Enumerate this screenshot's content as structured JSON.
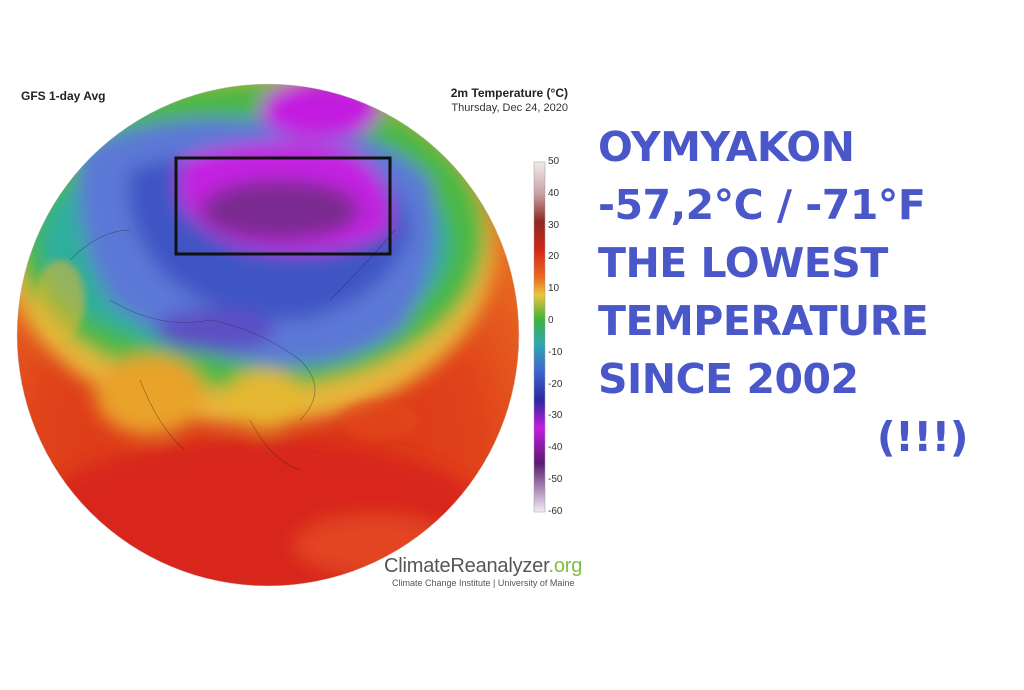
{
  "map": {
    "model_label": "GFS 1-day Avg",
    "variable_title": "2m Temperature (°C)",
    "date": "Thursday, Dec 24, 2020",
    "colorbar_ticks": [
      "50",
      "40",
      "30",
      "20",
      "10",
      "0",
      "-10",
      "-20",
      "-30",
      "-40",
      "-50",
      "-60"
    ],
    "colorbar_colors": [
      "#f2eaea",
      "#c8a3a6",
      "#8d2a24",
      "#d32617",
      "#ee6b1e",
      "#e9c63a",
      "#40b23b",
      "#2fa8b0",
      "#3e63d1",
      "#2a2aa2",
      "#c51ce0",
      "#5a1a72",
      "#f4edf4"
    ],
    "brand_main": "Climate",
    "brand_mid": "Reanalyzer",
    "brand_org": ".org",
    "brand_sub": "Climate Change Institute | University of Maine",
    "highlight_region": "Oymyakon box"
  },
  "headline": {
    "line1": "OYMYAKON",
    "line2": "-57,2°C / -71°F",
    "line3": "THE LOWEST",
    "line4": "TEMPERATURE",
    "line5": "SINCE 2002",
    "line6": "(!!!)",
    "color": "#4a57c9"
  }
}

The task ->
Pictures are not part of the copy; output everything else in the records exactly.

Worked answer ->
Enumerate this screenshot's content as structured JSON.
{
  "map": {
    "model_label": "GFS 1-day Avg",
    "variable_title": "2m Temperature (°C)",
    "date": "Thursday, Dec 24, 2020",
    "colorbar_ticks": [
      "50",
      "40",
      "30",
      "20",
      "10",
      "0",
      "-10",
      "-20",
      "-30",
      "-40",
      "-50",
      "-60"
    ],
    "colorbar_colors": [
      "#f2eaea",
      "#c8a3a6",
      "#8d2a24",
      "#d32617",
      "#ee6b1e",
      "#e9c63a",
      "#40b23b",
      "#2fa8b0",
      "#3e63d1",
      "#2a2aa2",
      "#c51ce0",
      "#5a1a72",
      "#f4edf4"
    ],
    "brand_main": "Climate",
    "brand_mid": "Reanalyzer",
    "brand_org": ".org",
    "brand_sub": "Climate Change Institute | University of Maine",
    "highlight_region": "Oymyakon box"
  },
  "headline": {
    "line1": "OYMYAKON",
    "line2": "-57,2°C / -71°F",
    "line3": "THE LOWEST",
    "line4": "TEMPERATURE",
    "line5": "SINCE 2002",
    "line6": "(!!!)",
    "color": "#4a57c9"
  }
}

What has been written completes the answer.